INSTRUCTION » Copy the material below word for word, leaving out the pictures.

Dataset excerpts:
════════════════

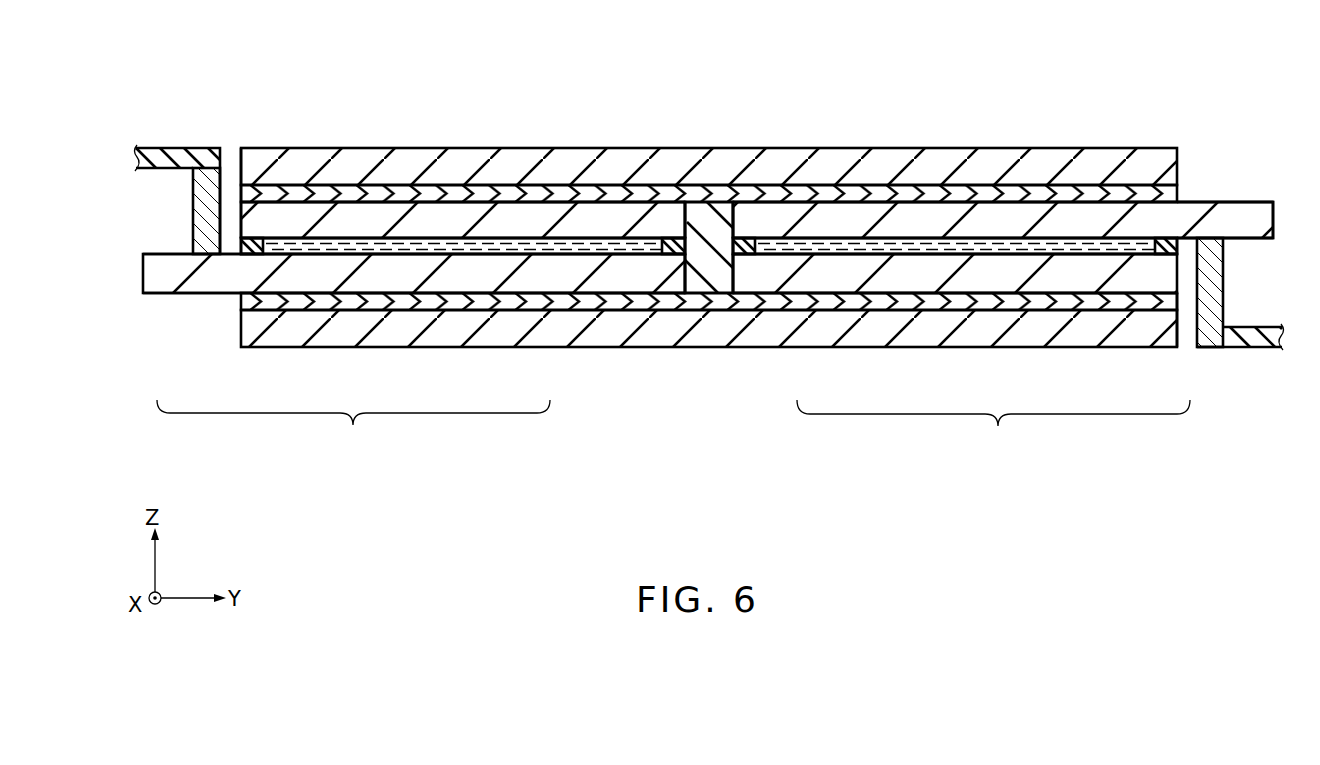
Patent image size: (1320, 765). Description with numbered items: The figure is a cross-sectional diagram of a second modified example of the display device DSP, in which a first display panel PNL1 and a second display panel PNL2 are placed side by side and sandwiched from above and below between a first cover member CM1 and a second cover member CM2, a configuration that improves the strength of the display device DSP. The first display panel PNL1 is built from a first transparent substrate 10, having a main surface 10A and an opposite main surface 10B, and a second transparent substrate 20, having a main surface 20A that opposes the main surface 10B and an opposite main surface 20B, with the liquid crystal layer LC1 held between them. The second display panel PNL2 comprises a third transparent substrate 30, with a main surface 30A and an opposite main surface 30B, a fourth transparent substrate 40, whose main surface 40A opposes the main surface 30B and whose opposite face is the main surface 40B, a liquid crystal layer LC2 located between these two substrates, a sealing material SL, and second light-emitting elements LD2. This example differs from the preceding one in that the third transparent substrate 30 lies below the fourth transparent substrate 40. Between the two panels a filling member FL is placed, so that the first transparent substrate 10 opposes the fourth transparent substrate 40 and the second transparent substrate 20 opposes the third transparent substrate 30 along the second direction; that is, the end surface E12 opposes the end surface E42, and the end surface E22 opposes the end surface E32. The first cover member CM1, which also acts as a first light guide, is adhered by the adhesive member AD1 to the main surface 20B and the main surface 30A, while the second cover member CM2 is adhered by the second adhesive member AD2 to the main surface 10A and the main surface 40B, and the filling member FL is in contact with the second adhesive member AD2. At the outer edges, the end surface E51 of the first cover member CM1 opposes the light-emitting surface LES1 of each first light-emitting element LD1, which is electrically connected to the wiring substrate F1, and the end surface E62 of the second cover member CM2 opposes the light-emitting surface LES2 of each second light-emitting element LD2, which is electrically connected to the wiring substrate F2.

The display device DSP is at (1058, 51).
The first display panel PNL1 is at (353, 429).
The second display panel PNL2 is at (993, 429).
The first transparent substrate 10 is at (203, 272).
The main surface 10A is at (560, 243).
The main surface 10B is at (577, 240).
The second transparent substrate 20 is at (380, 220).
The main surface 20A is at (617, 243).
The main surface 20B is at (543, 200).
The third transparent substrate 30 is at (967, 220).
The main surface 30A is at (1033, 205).
The main surface 30B is at (987, 240).
The fourth transparent substrate 40 is at (1127, 273).
The main surface 40A is at (893, 257).
The main surface 40B is at (860, 296).
The liquid crystal layer LC1 is at (525, 250).
The liquid crystal layer LC2 is at (835, 249).
The sealing material SL is at (673, 240).
The filling member FL is at (712, 285).
The adhesive member AD1 is at (507, 192).
The second adhesive member AD2 is at (758, 302).
The first cover member CM1 is at (398, 165).
The second cover member CM2 is at (643, 330).
The end surface E12 is at (697, 272).
The end surface E22 is at (693, 218).
The end surface E32 is at (722, 218).
The end surface E42 is at (722, 272).
The end surface E51 is at (242, 160).
The end surface E62 is at (1177, 323).
The wiring substrate F1 is at (172, 160).
The wiring substrate F2 is at (1250, 337).
The first light-emitting element LD1 is at (210, 180).
The second light-emitting element LD2 is at (1208, 318).
The light-emitting surface LES1 is at (222, 213).
The light-emitting surface LES2 is at (1188, 240).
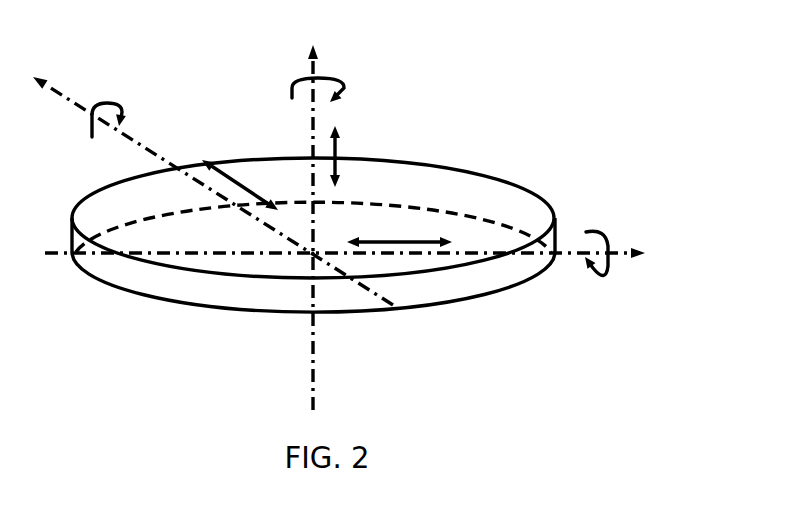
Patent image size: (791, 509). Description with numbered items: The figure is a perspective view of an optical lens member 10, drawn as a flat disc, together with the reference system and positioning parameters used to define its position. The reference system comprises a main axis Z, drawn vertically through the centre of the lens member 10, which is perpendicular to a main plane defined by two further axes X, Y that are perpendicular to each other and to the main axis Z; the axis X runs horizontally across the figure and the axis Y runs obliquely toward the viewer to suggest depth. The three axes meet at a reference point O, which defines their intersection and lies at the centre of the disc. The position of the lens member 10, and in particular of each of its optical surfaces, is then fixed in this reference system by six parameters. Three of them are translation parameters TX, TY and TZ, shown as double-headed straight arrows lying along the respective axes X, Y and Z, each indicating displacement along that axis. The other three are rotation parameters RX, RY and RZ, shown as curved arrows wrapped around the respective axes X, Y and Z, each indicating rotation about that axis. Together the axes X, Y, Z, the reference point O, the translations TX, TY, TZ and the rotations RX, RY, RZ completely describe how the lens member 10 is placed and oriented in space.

The lens member 10 is at (448, 148).
The axis X is at (353, 238).
The axis Y is at (213, 174).
The main axis Z is at (297, 218).
The reference point O is at (324, 228).
The translation parameter TX is at (399, 224).
The translation parameter TY is at (240, 165).
The translation parameter TZ is at (352, 154).
The rotation parameter RX is at (598, 274).
The rotation parameter RY is at (87, 133).
The rotation parameter RZ is at (335, 80).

════════════════

TASK RESULT »
Patent image size: (1320, 765). Description with numbered items: The figure is a cross-sectional diagram of a second modified example of the display device DSP, in which a first display panel PNL1 and a second display panel PNL2 are placed side by side and sandwiched from above and below between a first cover member CM1 and a second cover member CM2, a configuration that improves the strength of the display device DSP. The first display panel PNL1 is built from a first transparent substrate 10, having a main surface 10A and an opposite main surface 10B, and a second transparent substrate 20, having a main surface 20A that opposes the main surface 10B and an opposite main surface 20B, with the liquid crystal layer LC1 held between them. The second display panel PNL2 comprises a third transparent substrate 30, with a main surface 30A and an opposite main surface 30B, a fourth transparent substrate 40, whose main surface 40A opposes the main surface 30B and whose opposite face is the main surface 40B, a liquid crystal layer LC2 located between these two substrates, a sealing material SL, and second light-emitting elements LD2. This example differs from the preceding one in that the third transparent substrate 30 lies below the fourth transparent substrate 40. Between the two panels a filling member FL is placed, so that the first transparent substrate 10 opposes the fourth transparent substrate 40 and the second transparent substrate 20 opposes the third transparent substrate 30 along the second direction; that is, the end surface E12 opposes the end surface E42, and the end surface E22 opposes the end surface E32. The first cover member CM1, which also acts as a first light guide, is adhered by the adhesive member AD1 to the main surface 20B and the main surface 30A, while the second cover member CM2 is adhered by the second adhesive member AD2 to the main surface 10A and the main surface 40B, and the filling member FL is in contact with the second adhesive member AD2. At the outer edges, the end surface E51 of the first cover member CM1 opposes the light-emitting surface LES1 of each first light-emitting element LD1, which is electrically connected to the wiring substrate F1, and the end surface E62 of the second cover member CM2 opposes the light-emitting surface LES2 of each second light-emitting element LD2, which is electrically connected to the wiring substrate F2.

The display device DSP is at (1058, 51).
The first display panel PNL1 is at (353, 429).
The second display panel PNL2 is at (993, 429).
The first transparent substrate 10 is at (203, 272).
The main surface 10A is at (560, 243).
The main surface 10B is at (577, 240).
The second transparent substrate 20 is at (380, 220).
The main surface 20A is at (617, 243).
The main surface 20B is at (543, 200).
The third transparent substrate 30 is at (967, 220).
The main surface 30A is at (1033, 205).
The main surface 30B is at (987, 240).
The fourth transparent substrate 40 is at (1127, 273).
The main surface 40A is at (893, 257).
The main surface 40B is at (860, 296).
The liquid crystal layer LC1 is at (525, 250).
The liquid crystal layer LC2 is at (835, 249).
The sealing material SL is at (673, 240).
The filling member FL is at (712, 285).
The adhesive member AD1 is at (507, 192).
The second adhesive member AD2 is at (758, 302).
The first cover member CM1 is at (398, 165).
The second cover member CM2 is at (643, 330).
The end surface E12 is at (697, 272).
The end surface E22 is at (693, 218).
The end surface E32 is at (722, 218).
The end surface E42 is at (722, 272).
The end surface E51 is at (242, 160).
The end surface E62 is at (1177, 323).
The wiring substrate F1 is at (172, 160).
The wiring substrate F2 is at (1250, 337).
The first light-emitting element LD1 is at (210, 180).
The second light-emitting element LD2 is at (1208, 318).
The light-emitting surface LES1 is at (222, 213).
The light-emitting surface LES2 is at (1188, 240).
Patent image size: (791, 509). Description with numbered items: The figure is a perspective view of an optical lens member 10, drawn as a flat disc, together with the reference system and positioning parameters used to define its position. The reference system comprises a main axis Z, drawn vertically through the centre of the lens member 10, which is perpendicular to a main plane defined by two further axes X, Y that are perpendicular to each other and to the main axis Z; the axis X runs horizontally across the figure and the axis Y runs obliquely toward the viewer to suggest depth. The three axes meet at a reference point O, which defines their intersection and lies at the centre of the disc. The position of the lens member 10, and in particular of each of its optical surfaces, is then fixed in this reference system by six parameters. Three of them are translation parameters TX, TY and TZ, shown as double-headed straight arrows lying along the respective axes X, Y and Z, each indicating displacement along that axis. The other three are rotation parameters RX, RY and RZ, shown as curved arrows wrapped around the respective axes X, Y and Z, each indicating rotation about that axis. Together the axes X, Y, Z, the reference point O, the translations TX, TY, TZ and the rotations RX, RY, RZ completely describe how the lens member 10 is placed and oriented in space.

The lens member 10 is at (448, 148).
The axis X is at (353, 238).
The axis Y is at (213, 174).
The main axis Z is at (297, 218).
The reference point O is at (324, 228).
The translation parameter TX is at (399, 224).
The translation parameter TY is at (240, 165).
The translation parameter TZ is at (352, 154).
The rotation parameter RX is at (598, 274).
The rotation parameter RY is at (87, 133).
The rotation parameter RZ is at (335, 80).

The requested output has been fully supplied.